Render every line of the records below as a numbered list, leaving out any blank lines.
---+---
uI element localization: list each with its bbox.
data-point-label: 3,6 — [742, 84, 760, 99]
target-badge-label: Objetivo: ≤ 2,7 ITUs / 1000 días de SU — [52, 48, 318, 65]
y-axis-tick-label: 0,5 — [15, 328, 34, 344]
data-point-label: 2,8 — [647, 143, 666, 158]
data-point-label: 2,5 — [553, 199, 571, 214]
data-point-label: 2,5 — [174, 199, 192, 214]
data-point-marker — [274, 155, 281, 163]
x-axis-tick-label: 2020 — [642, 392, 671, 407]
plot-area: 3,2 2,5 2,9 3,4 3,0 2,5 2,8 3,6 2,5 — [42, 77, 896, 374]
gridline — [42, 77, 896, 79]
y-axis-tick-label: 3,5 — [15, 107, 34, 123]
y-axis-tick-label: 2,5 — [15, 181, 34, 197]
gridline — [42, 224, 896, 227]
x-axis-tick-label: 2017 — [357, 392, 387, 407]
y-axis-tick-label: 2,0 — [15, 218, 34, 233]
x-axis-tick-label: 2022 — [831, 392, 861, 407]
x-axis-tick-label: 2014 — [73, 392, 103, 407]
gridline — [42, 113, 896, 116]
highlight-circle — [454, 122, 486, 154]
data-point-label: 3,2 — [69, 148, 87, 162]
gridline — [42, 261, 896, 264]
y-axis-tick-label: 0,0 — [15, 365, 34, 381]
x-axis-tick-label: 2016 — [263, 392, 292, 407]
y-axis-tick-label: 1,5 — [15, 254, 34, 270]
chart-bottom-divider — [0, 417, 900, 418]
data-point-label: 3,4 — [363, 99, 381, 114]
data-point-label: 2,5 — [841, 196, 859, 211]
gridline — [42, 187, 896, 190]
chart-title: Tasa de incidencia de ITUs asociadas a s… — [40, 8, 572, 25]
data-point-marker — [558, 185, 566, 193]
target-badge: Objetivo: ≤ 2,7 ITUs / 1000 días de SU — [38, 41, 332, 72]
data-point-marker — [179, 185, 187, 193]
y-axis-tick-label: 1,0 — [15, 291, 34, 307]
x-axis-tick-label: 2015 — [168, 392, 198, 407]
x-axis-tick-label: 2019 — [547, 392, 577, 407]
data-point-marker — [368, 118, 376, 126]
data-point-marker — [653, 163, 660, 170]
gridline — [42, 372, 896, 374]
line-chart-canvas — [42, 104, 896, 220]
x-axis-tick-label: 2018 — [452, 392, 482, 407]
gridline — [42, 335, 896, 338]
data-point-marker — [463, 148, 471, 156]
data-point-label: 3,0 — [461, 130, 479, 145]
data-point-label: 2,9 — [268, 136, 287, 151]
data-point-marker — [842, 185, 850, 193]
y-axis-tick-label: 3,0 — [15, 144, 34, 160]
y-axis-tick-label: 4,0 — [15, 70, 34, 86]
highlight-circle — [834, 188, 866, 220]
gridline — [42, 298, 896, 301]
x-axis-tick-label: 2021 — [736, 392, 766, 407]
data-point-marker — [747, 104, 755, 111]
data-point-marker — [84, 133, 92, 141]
---+---
COMPLETE OUTPUT:
1. uI element localization: list each with its bbox.
2. data-point-label: 3,6 — [742, 84, 760, 99]
3. target-badge-label: Objetivo: ≤ 2,7 ITUs / 1000 días de SU — [52, 48, 318, 65]
4. y-axis-tick-label: 0,5 — [15, 328, 34, 344]
5. data-point-label: 2,8 — [647, 143, 666, 158]
6. data-point-label: 2,5 — [553, 199, 571, 214]
7. data-point-label: 2,5 — [174, 199, 192, 214]
8. data-point-marker — [274, 155, 281, 163]
9. x-axis-tick-label: 2020 — [642, 392, 671, 407]
10. plot-area: 3,2 2,5 2,9 3,4 3,0 2,5 2,8 3,6 2,5 — [42, 77, 896, 374]
11. gridline — [42, 77, 896, 79]
12. y-axis-tick-label: 3,5 — [15, 107, 34, 123]
13. y-axis-tick-label: 2,5 — [15, 181, 34, 197]
14. gridline — [42, 224, 896, 227]
15. x-axis-tick-label: 2017 — [357, 392, 387, 407]
16. y-axis-tick-label: 2,0 — [15, 218, 34, 233]
17. x-axis-tick-label: 2022 — [831, 392, 861, 407]
18. x-axis-tick-label: 2014 — [73, 392, 103, 407]
19. gridline — [42, 113, 896, 116]
20. highlight-circle — [454, 122, 486, 154]
21. data-point-label: 3,2 — [69, 148, 87, 162]
22. gridline — [42, 261, 896, 264]
23. y-axis-tick-label: 0,0 — [15, 365, 34, 381]
24. x-axis-tick-label: 2016 — [263, 392, 292, 407]
25. y-axis-tick-label: 1,5 — [15, 254, 34, 270]
26. chart-bottom-divider — [0, 417, 900, 418]
27. data-point-label: 3,4 — [363, 99, 381, 114]
28. data-point-label: 2,5 — [841, 196, 859, 211]
29. gridline — [42, 187, 896, 190]
30. chart-title: Tasa de incidencia de ITUs asociadas a s… — [40, 8, 572, 25]
31. data-point-marker — [558, 185, 566, 193]
32. target-badge: Objetivo: ≤ 2,7 ITUs / 1000 días de SU — [38, 41, 332, 72]
33. data-point-marker — [179, 185, 187, 193]
34. y-axis-tick-label: 1,0 — [15, 291, 34, 307]
35. x-axis-tick-label: 2015 — [168, 392, 198, 407]
36. x-axis-tick-label: 2019 — [547, 392, 577, 407]
37. data-point-marker — [368, 118, 376, 126]
38. data-point-marker — [653, 163, 660, 170]
39. gridline — [42, 372, 896, 374]
40. line-chart-canvas — [42, 104, 896, 220]
41. x-axis-tick-label: 2018 — [452, 392, 482, 407]
42. gridline — [42, 335, 896, 338]
43. data-point-marker — [463, 148, 471, 156]
44. data-point-label: 3,0 — [461, 130, 479, 145]
45. data-point-label: 2,9 — [268, 136, 287, 151]
46. data-point-marker — [842, 185, 850, 193]
47. y-axis-tick-label: 3,0 — [15, 144, 34, 160]
48. y-axis-tick-label: 4,0 — [15, 70, 34, 86]
49. highlight-circle — [834, 188, 866, 220]
50. gridline — [42, 298, 896, 301]
51. x-axis-tick-label: 2021 — [736, 392, 766, 407]
52. data-point-marker — [747, 104, 755, 111]
53. data-point-marker — [84, 133, 92, 141]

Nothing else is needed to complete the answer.